PROBLEM TO WORK ON:
Copy all of the material word for word, except for the pictures.

Dataset excerpt
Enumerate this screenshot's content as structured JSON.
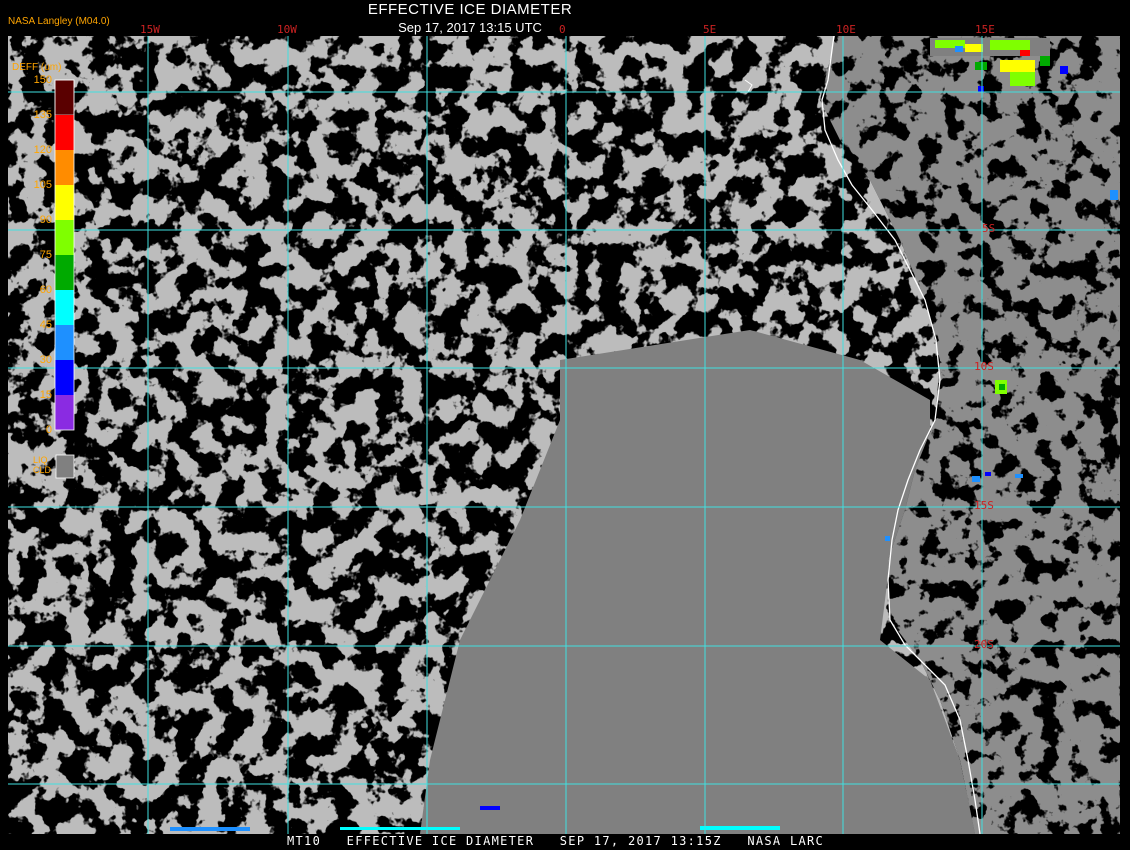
{
  "title": "EFFECTIVE ICE DIAMETER",
  "subtitle": "Sep 17, 2017 13:15 UTC",
  "producer": "NASA Langley (M04.0)",
  "footer": "MT10   EFFECTIVE ICE DIAMETER   SEP 17, 2017 13:15Z   NASA LARC",
  "legend": {
    "title": "DEFF (um)",
    "ticks": [
      "150",
      "135",
      "120",
      "105",
      "90",
      "75",
      "60",
      "45",
      "30",
      "15",
      "0"
    ],
    "colors": [
      "#5a0000",
      "#8b0000",
      "#ff0000",
      "#ff8c00",
      "#ffff00",
      "#7fff00",
      "#00aa00",
      "#00ffff",
      "#1e90ff",
      "#0000ff",
      "#8a2be2"
    ],
    "liq_label_1": "LIQ",
    "liq_label_2": "CLD",
    "liq_color": "#808080"
  },
  "grid": {
    "lon_labels": [
      "15W",
      "10W",
      "0",
      "5E",
      "10E",
      "15E"
    ],
    "lat_labels": [
      "5S",
      "10S",
      "15S",
      "20S"
    ],
    "line_color": "#40e0e0",
    "label_color": "#cc2222"
  },
  "colors": {
    "background": "#000000",
    "cloud": "#808080",
    "coast": "#ffffff"
  }
}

WRITTEN SOLUTION:
Enumerate this screenshot's content as structured JSON.
{
  "title": "EFFECTIVE ICE DIAMETER",
  "subtitle": "Sep 17, 2017 13:15 UTC",
  "producer": "NASA Langley (M04.0)",
  "footer": "MT10   EFFECTIVE ICE DIAMETER   SEP 17, 2017 13:15Z   NASA LARC",
  "legend": {
    "title": "DEFF (um)",
    "ticks": [
      "150",
      "135",
      "120",
      "105",
      "90",
      "75",
      "60",
      "45",
      "30",
      "15",
      "0"
    ],
    "colors": [
      "#5a0000",
      "#8b0000",
      "#ff0000",
      "#ff8c00",
      "#ffff00",
      "#7fff00",
      "#00aa00",
      "#00ffff",
      "#1e90ff",
      "#0000ff",
      "#8a2be2"
    ],
    "liq_label_1": "LIQ",
    "liq_label_2": "CLD",
    "liq_color": "#808080"
  },
  "grid": {
    "lon_labels": [
      "15W",
      "10W",
      "0",
      "5E",
      "10E",
      "15E"
    ],
    "lat_labels": [
      "5S",
      "10S",
      "15S",
      "20S"
    ],
    "line_color": "#40e0e0",
    "label_color": "#cc2222"
  },
  "colors": {
    "background": "#000000",
    "cloud": "#808080",
    "coast": "#ffffff"
  }
}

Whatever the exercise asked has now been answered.